**TASK DESCRIPTION**
Transcribe the records below exactly.

_ _ _ _ _

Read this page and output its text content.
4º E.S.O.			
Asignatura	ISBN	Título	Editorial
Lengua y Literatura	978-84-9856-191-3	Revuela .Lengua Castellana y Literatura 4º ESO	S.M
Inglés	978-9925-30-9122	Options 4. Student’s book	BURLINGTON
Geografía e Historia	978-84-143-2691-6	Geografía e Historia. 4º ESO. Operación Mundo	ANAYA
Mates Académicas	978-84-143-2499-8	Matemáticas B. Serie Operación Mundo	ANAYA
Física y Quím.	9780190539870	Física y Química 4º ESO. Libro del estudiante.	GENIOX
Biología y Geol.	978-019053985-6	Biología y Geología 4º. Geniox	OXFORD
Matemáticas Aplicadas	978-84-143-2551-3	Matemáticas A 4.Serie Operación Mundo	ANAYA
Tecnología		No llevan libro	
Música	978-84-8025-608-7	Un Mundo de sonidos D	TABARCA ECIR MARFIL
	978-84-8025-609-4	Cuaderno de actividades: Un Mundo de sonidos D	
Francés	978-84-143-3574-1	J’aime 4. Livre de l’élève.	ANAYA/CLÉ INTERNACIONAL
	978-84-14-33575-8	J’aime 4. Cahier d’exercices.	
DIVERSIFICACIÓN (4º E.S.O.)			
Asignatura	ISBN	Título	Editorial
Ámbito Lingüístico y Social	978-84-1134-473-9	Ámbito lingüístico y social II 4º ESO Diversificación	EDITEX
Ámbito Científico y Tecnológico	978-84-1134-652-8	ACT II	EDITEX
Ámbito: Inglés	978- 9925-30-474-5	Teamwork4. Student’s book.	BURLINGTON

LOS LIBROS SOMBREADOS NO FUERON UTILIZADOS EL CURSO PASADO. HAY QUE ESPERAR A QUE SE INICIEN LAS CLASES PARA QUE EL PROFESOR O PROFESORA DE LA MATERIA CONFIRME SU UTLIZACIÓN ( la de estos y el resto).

_ _ _ _ _

**WORKED ANSWER**
Read this page and output its text content.
4º E.S.O.			
Asignatura	ISBN	Título	Editorial
Lengua y Literatura	978-84-9856-191-3	Revuela .Lengua Castellana y Literatura 4º ESO	S.M
Inglés	978-9925-30-9122	Options 4. Student’s book	BURLINGTON
Geografía e Historia	978-84-143-2691-6	Geografía e Historia. 4º ESO. Operación Mundo	ANAYA
Mates Académicas	978-84-143-2499-8	Matemáticas B. Serie Operación Mundo	ANAYA
Física y Quím.	9780190539870	Física y Química 4º ESO. Libro del estudiante.	GENIOX
Biología y Geol.	978-019053985-6	Biología y Geología 4º. Geniox	OXFORD
Matemáticas Aplicadas	978-84-143-2551-3	Matemáticas A 4.Serie Operación Mundo	ANAYA
Tecnología		No llevan libro	
Música	978-84-8025-608-7	Un Mundo de sonidos D	TABARCA ECIR MARFIL
	978-84-8025-609-4	Cuaderno de actividades: Un Mundo de sonidos D	
Francés	978-84-143-3574-1	J’aime 4. Livre de l’élève.	ANAYA/CLÉ INTERNACIONAL
	978-84-14-33575-8	J’aime 4. Cahier d’exercices.	
DIVERSIFICACIÓN (4º E.S.O.)			
Asignatura	ISBN	Título	Editorial
Ámbito Lingüístico y Social	978-84-1134-473-9	Ámbito lingüístico y social II 4º ESO Diversificación	EDITEX
Ámbito Científico y Tecnológico	978-84-1134-652-8	ACT II	EDITEX
Ámbito: Inglés	978- 9925-30-474-5	Teamwork4. Student’s book.	BURLINGTON

LOS LIBROS SOMBREADOS NO FUERON UTILIZADOS EL CURSO PASADO. HAY QUE ESPERAR A QUE SE INICIEN LAS CLASES PARA QUE EL PROFESOR O PROFESORA DE LA MATERIA CONFIRME SU UTLIZACIÓN ( la de estos y el resto).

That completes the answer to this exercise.